▸ Your goal: Single out the lines that include the word "value". Copy them.

(Source data)
□ □ □

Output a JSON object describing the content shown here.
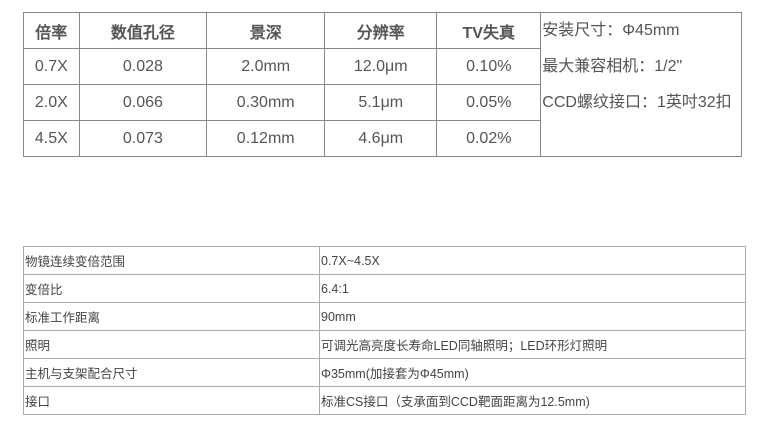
{
  "spec_table": {
    "headers": [
      "倍率",
      "数值孔径",
      "景深",
      "分辨率",
      "TV失真"
    ],
    "rows": [
      [
        "0.7X",
        "0.028",
        "2.0mm",
        "12.0μm",
        "0.10%"
      ],
      [
        "2.0X",
        "0.066",
        "0.30mm",
        "5.1μm",
        "0.05%"
      ],
      [
        "4.5X",
        "0.073",
        "0.12mm",
        "4.6μm",
        "0.02%"
      ]
    ],
    "side_notes": [
      "安装尺寸：Φ45mm",
      "最大兼容相机：1/2\"",
      "CCD螺纹接口：1英吋32扣"
    ]
  },
  "param_table": [
    {
      "key": "物镜连续变倍范围",
      "value": "0.7X~4.5X"
    },
    {
      "key": "变倍比",
      "value": "6.4:1"
    },
    {
      "key": "标准工作距离",
      "value": "90mm"
    },
    {
      "key": "照明",
      "value": "可调光高亮度长寿命LED同轴照明；LED环形灯照明"
    },
    {
      "key": "主机与支架配合尺寸",
      "value": "Φ35mm(加接套为Φ45mm)"
    },
    {
      "key": "接口",
      "value": "标准CS接口（支承面到CCD靶面距离为12.5mm)"
    }
  ]
}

□ □ □

▸ Answer below:
      "value": "0.7X~4.5X"
      "value": "6.4:1"
      "value": "90mm"
      "value": "可调光高亮度长寿命LED同轴照明；LED环形灯照明"
      "value": "Φ35mm(加接套为Φ45mm)"
      "value": "标准CS接口（支承面到CCD靶面距离为12.5mm)"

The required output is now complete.